[Data tied to figure images]
++++++

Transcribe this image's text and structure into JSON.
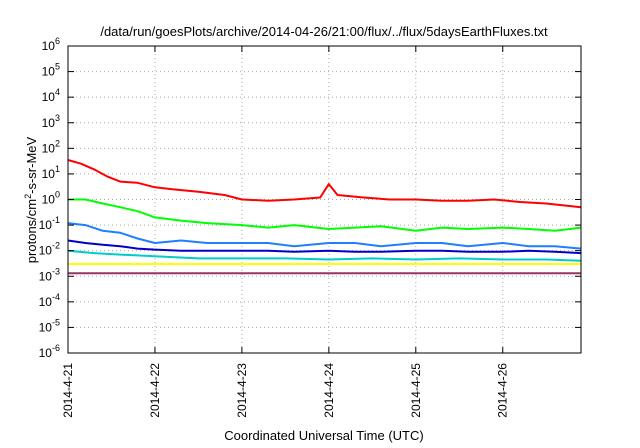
{
  "chart_data": {
    "type": "line",
    "title": "/data/run/goesPlots/archive/2014-04-26/21:00/flux/../flux/5daysEarthFluxes.txt",
    "xlabel": "Coordinated Universal Time (UTC)",
    "ylabel": "protons/cm²-s-sr-MeV",
    "ylabel_parts": {
      "pre": "protons/cm",
      "sup": "2",
      "post": "-s-sr-MeV"
    },
    "yscale": "log",
    "ylim": [
      1e-06,
      1000000.0
    ],
    "xlim": [
      0,
      5.9
    ],
    "x_ticks": [
      {
        "value": 0,
        "label": "2014-4-21"
      },
      {
        "value": 1,
        "label": "2014-4-22"
      },
      {
        "value": 2,
        "label": "2014-4-23"
      },
      {
        "value": 3,
        "label": "2014-4-24"
      },
      {
        "value": 4,
        "label": "2014-4-25"
      },
      {
        "value": 5,
        "label": "2014-4-26"
      }
    ],
    "y_ticks": [
      {
        "value": -6,
        "base": "10",
        "exp": "-6"
      },
      {
        "value": -5,
        "base": "10",
        "exp": "-5"
      },
      {
        "value": -4,
        "base": "10",
        "exp": "-4"
      },
      {
        "value": -3,
        "base": "10",
        "exp": "-3"
      },
      {
        "value": -2,
        "base": "10",
        "exp": "-2"
      },
      {
        "value": -1,
        "base": "10",
        "exp": "-1"
      },
      {
        "value": 0,
        "base": "10",
        "exp": "0"
      },
      {
        "value": 1,
        "base": "10",
        "exp": "1"
      },
      {
        "value": 2,
        "base": "10",
        "exp": "2"
      },
      {
        "value": 3,
        "base": "10",
        "exp": "3"
      },
      {
        "value": 4,
        "base": "10",
        "exp": "4"
      },
      {
        "value": 5,
        "base": "10",
        "exp": "5"
      },
      {
        "value": 6,
        "base": "10",
        "exp": "6"
      }
    ],
    "grid": true,
    "series": [
      {
        "color": "#ff0000",
        "x": [
          0,
          0.15,
          0.3,
          0.45,
          0.6,
          0.8,
          1.0,
          1.2,
          1.5,
          1.8,
          2.0,
          2.3,
          2.6,
          2.9,
          3.0,
          3.1,
          3.4,
          3.7,
          4.0,
          4.3,
          4.6,
          4.9,
          5.2,
          5.5,
          5.9
        ],
        "y": [
          35,
          25,
          15,
          8,
          5,
          4.5,
          3,
          2.5,
          2,
          1.5,
          1,
          0.9,
          1.0,
          1.2,
          4,
          1.5,
          1.2,
          1.0,
          1.0,
          0.9,
          0.9,
          1.0,
          0.8,
          0.7,
          0.5
        ]
      },
      {
        "color": "#00ff00",
        "x": [
          0,
          0.2,
          0.4,
          0.6,
          0.8,
          1.0,
          1.3,
          1.6,
          2.0,
          2.3,
          2.6,
          3.0,
          3.3,
          3.6,
          4.0,
          4.3,
          4.6,
          5.0,
          5.3,
          5.6,
          5.9
        ],
        "y": [
          1.0,
          1.0,
          0.7,
          0.5,
          0.35,
          0.2,
          0.15,
          0.12,
          0.1,
          0.08,
          0.1,
          0.07,
          0.08,
          0.09,
          0.06,
          0.08,
          0.07,
          0.08,
          0.07,
          0.06,
          0.08
        ]
      },
      {
        "color": "#1e7fff",
        "x": [
          0,
          0.2,
          0.4,
          0.6,
          0.8,
          1.0,
          1.3,
          1.6,
          2.0,
          2.3,
          2.6,
          3.0,
          3.3,
          3.6,
          4.0,
          4.3,
          4.6,
          5.0,
          5.3,
          5.6,
          5.9
        ],
        "y": [
          0.12,
          0.1,
          0.06,
          0.05,
          0.03,
          0.02,
          0.025,
          0.02,
          0.02,
          0.02,
          0.015,
          0.02,
          0.02,
          0.015,
          0.02,
          0.02,
          0.015,
          0.02,
          0.015,
          0.015,
          0.012
        ]
      },
      {
        "color": "#0000cc",
        "x": [
          0,
          0.2,
          0.4,
          0.6,
          0.8,
          1.0,
          1.3,
          1.6,
          2.0,
          2.3,
          2.6,
          3.0,
          3.3,
          3.6,
          4.0,
          4.3,
          4.6,
          5.0,
          5.3,
          5.6,
          5.9
        ],
        "y": [
          0.025,
          0.02,
          0.017,
          0.015,
          0.012,
          0.011,
          0.01,
          0.01,
          0.01,
          0.01,
          0.009,
          0.01,
          0.009,
          0.009,
          0.01,
          0.01,
          0.009,
          0.009,
          0.01,
          0.009,
          0.008
        ]
      },
      {
        "color": "#00cccc",
        "x": [
          0,
          0.3,
          0.6,
          1.0,
          1.5,
          2.0,
          2.5,
          3.0,
          3.5,
          4.0,
          4.5,
          5.0,
          5.5,
          5.9
        ],
        "y": [
          0.01,
          0.008,
          0.007,
          0.006,
          0.005,
          0.005,
          0.005,
          0.0045,
          0.005,
          0.0045,
          0.005,
          0.0045,
          0.0045,
          0.004
        ]
      },
      {
        "color": "#ffff00",
        "x": [
          0,
          0.5,
          1.0,
          1.5,
          2.0,
          2.5,
          3.0,
          3.5,
          4.0,
          4.5,
          5.0,
          5.5,
          5.9
        ],
        "y": [
          0.003,
          0.003,
          0.003,
          0.003,
          0.003,
          0.003,
          0.003,
          0.003,
          0.003,
          0.003,
          0.003,
          0.003,
          0.003
        ]
      },
      {
        "color": "#993366",
        "x": [
          0,
          0.5,
          1.0,
          1.5,
          2.0,
          2.5,
          3.0,
          3.5,
          4.0,
          4.5,
          5.0,
          5.5,
          5.9
        ],
        "y": [
          0.0013,
          0.0013,
          0.0013,
          0.0013,
          0.0013,
          0.0013,
          0.0013,
          0.0013,
          0.0013,
          0.0013,
          0.0013,
          0.0013,
          0.0013
        ]
      }
    ]
  }
}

++++++

◆ **Problem statement**: Gather, from the listing above, every line carrying the word "protons".

◆ **Complete answer**:
    "ylabel": "protons/cm²-s-sr-MeV",
      "pre": "protons/cm",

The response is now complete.